RECORDS TO PROCESS:

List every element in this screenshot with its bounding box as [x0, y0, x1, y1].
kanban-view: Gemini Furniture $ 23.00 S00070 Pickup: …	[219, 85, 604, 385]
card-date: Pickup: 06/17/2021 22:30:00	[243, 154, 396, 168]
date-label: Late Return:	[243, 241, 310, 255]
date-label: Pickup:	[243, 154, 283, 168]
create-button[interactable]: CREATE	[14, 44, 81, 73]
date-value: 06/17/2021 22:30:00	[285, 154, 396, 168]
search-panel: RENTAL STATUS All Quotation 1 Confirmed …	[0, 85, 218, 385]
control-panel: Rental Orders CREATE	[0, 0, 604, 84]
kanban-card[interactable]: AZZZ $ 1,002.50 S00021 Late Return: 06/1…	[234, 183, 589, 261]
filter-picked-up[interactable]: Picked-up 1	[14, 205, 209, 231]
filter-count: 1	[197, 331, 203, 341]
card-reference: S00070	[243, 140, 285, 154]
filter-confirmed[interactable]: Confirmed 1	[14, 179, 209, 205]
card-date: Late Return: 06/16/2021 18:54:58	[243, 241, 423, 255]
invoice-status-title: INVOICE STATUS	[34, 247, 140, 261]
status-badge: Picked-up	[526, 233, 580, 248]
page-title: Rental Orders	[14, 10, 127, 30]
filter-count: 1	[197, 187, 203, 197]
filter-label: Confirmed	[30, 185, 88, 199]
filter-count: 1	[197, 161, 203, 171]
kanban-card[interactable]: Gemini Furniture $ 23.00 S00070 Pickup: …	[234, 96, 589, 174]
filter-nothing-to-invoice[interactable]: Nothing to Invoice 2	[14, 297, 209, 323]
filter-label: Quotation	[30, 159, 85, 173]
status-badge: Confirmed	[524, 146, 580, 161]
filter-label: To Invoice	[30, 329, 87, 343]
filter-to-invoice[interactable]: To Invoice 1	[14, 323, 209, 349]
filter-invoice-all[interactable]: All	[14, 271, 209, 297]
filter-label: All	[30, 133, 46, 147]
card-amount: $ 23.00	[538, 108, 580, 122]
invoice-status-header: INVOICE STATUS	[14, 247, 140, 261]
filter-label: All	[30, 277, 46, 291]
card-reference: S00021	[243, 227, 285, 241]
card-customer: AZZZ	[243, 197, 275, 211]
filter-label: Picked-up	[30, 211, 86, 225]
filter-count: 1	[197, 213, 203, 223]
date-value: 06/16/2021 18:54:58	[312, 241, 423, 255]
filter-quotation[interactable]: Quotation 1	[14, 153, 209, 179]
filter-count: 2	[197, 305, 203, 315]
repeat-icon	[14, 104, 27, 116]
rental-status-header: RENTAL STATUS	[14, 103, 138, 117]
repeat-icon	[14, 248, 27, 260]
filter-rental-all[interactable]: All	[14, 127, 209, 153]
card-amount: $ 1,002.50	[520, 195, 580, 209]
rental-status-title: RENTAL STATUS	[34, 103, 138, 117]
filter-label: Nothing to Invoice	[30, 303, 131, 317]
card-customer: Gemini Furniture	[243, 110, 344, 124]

PROBLEM DETAILS:
Which lines of the records above contain the string "label", with case counting? Show each of those lines in full.

ANSWER TO THE TASK:
date-label: Late Return:	[243, 241, 310, 255]
date-label: Pickup:	[243, 154, 283, 168]
filter-label: Confirmed	[30, 185, 88, 199]
filter-label: Quotation	[30, 159, 85, 173]
filter-label: To Invoice	[30, 329, 87, 343]
filter-label: All	[30, 133, 46, 147]
filter-label: All	[30, 277, 46, 291]
filter-label: Picked-up	[30, 211, 86, 225]
filter-label: Nothing to Invoice	[30, 303, 131, 317]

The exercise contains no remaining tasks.